Provided data:
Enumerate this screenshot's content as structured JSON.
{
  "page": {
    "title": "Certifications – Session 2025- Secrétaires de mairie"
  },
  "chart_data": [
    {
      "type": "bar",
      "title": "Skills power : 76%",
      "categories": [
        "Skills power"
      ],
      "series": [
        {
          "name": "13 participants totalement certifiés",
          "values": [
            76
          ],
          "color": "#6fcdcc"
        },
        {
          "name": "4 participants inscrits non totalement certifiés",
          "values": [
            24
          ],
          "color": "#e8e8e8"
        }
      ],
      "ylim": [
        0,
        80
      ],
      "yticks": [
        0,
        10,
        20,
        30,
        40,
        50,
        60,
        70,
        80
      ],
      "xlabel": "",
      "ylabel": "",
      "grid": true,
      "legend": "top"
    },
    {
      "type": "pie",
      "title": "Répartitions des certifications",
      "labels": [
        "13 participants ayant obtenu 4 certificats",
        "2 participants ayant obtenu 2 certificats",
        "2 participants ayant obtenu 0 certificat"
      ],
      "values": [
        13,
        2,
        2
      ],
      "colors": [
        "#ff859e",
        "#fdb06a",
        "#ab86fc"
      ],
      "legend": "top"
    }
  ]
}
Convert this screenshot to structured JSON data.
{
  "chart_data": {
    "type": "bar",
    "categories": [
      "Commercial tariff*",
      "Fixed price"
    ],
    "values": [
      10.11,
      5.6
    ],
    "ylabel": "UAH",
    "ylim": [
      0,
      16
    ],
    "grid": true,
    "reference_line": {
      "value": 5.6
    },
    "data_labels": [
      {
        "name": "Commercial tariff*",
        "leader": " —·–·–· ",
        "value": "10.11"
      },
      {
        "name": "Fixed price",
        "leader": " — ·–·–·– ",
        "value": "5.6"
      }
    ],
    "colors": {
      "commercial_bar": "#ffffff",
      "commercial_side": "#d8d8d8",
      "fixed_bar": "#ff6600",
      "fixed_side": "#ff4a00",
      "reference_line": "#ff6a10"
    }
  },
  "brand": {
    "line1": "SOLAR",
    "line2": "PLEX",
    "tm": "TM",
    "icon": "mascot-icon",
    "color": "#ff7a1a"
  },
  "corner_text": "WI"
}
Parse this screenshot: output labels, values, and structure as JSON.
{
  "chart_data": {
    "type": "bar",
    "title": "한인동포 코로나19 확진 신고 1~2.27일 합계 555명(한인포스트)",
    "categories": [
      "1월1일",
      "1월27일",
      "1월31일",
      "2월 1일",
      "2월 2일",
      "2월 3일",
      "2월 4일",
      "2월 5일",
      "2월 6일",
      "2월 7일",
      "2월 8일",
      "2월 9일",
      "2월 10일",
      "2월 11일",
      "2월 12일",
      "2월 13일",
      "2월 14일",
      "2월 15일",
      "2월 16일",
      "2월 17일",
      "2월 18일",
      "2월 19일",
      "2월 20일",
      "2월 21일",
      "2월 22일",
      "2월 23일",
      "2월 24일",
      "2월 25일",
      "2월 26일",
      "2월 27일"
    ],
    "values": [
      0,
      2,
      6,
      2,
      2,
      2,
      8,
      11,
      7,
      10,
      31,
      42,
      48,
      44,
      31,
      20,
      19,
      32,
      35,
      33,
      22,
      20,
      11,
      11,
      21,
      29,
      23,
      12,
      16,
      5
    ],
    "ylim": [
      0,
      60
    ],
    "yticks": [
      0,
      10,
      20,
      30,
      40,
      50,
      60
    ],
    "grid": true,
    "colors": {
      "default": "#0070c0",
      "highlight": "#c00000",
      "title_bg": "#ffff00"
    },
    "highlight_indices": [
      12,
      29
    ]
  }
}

Requirement: Transcribe the whole listing with nothing added or left out.

Output:
Enumerate this screenshot's content as structured JSON.
{
  "page": {
    "title": "Certifications – Session 2025- Secrétaires de mairie"
  },
  "chart_data": [
    {
      "type": "bar",
      "title": "Skills power : 76%",
      "categories": [
        "Skills power"
      ],
      "series": [
        {
          "name": "13 participants totalement certifiés",
          "values": [
            76
          ],
          "color": "#6fcdcc"
        },
        {
          "name": "4 participants inscrits non totalement certifiés",
          "values": [
            24
          ],
          "color": "#e8e8e8"
        }
      ],
      "ylim": [
        0,
        80
      ],
      "yticks": [
        0,
        10,
        20,
        30,
        40,
        50,
        60,
        70,
        80
      ],
      "xlabel": "",
      "ylabel": "",
      "grid": true,
      "legend": "top"
    },
    {
      "type": "pie",
      "title": "Répartitions des certifications",
      "labels": [
        "13 participants ayant obtenu 4 certificats",
        "2 participants ayant obtenu 2 certificats",
        "2 participants ayant obtenu 0 certificat"
      ],
      "values": [
        13,
        2,
        2
      ],
      "colors": [
        "#ff859e",
        "#fdb06a",
        "#ab86fc"
      ],
      "legend": "top"
    }
  ]
}
Convert this screenshot to structured JSON data.
{
  "chart_data": {
    "type": "bar",
    "categories": [
      "Commercial tariff*",
      "Fixed price"
    ],
    "values": [
      10.11,
      5.6
    ],
    "ylabel": "UAH",
    "ylim": [
      0,
      16
    ],
    "grid": true,
    "reference_line": {
      "value": 5.6
    },
    "data_labels": [
      {
        "name": "Commercial tariff*",
        "leader": " —·–·–· ",
        "value": "10.11"
      },
      {
        "name": "Fixed price",
        "leader": " — ·–·–·– ",
        "value": "5.6"
      }
    ],
    "colors": {
      "commercial_bar": "#ffffff",
      "commercial_side": "#d8d8d8",
      "fixed_bar": "#ff6600",
      "fixed_side": "#ff4a00",
      "reference_line": "#ff6a10"
    }
  },
  "brand": {
    "line1": "SOLAR",
    "line2": "PLEX",
    "tm": "TM",
    "icon": "mascot-icon",
    "color": "#ff7a1a"
  },
  "corner_text": "WI"
}
Parse this screenshot: output labels, values, and structure as JSON.
{
  "chart_data": {
    "type": "bar",
    "title": "한인동포 코로나19 확진 신고 1~2.27일 합계 555명(한인포스트)",
    "categories": [
      "1월1일",
      "1월27일",
      "1월31일",
      "2월 1일",
      "2월 2일",
      "2월 3일",
      "2월 4일",
      "2월 5일",
      "2월 6일",
      "2월 7일",
      "2월 8일",
      "2월 9일",
      "2월 10일",
      "2월 11일",
      "2월 12일",
      "2월 13일",
      "2월 14일",
      "2월 15일",
      "2월 16일",
      "2월 17일",
      "2월 18일",
      "2월 19일",
      "2월 20일",
      "2월 21일",
      "2월 22일",
      "2월 23일",
      "2월 24일",
      "2월 25일",
      "2월 26일",
      "2월 27일"
    ],
    "values": [
      0,
      2,
      6,
      2,
      2,
      2,
      8,
      11,
      7,
      10,
      31,
      42,
      48,
      44,
      31,
      20,
      19,
      32,
      35,
      33,
      22,
      20,
      11,
      11,
      21,
      29,
      23,
      12,
      16,
      5
    ],
    "ylim": [
      0,
      60
    ],
    "yticks": [
      0,
      10,
      20,
      30,
      40,
      50,
      60
    ],
    "grid": true,
    "colors": {
      "default": "#0070c0",
      "highlight": "#c00000",
      "title_bg": "#ffff00"
    },
    "highlight_indices": [
      12,
      29
    ]
  }
}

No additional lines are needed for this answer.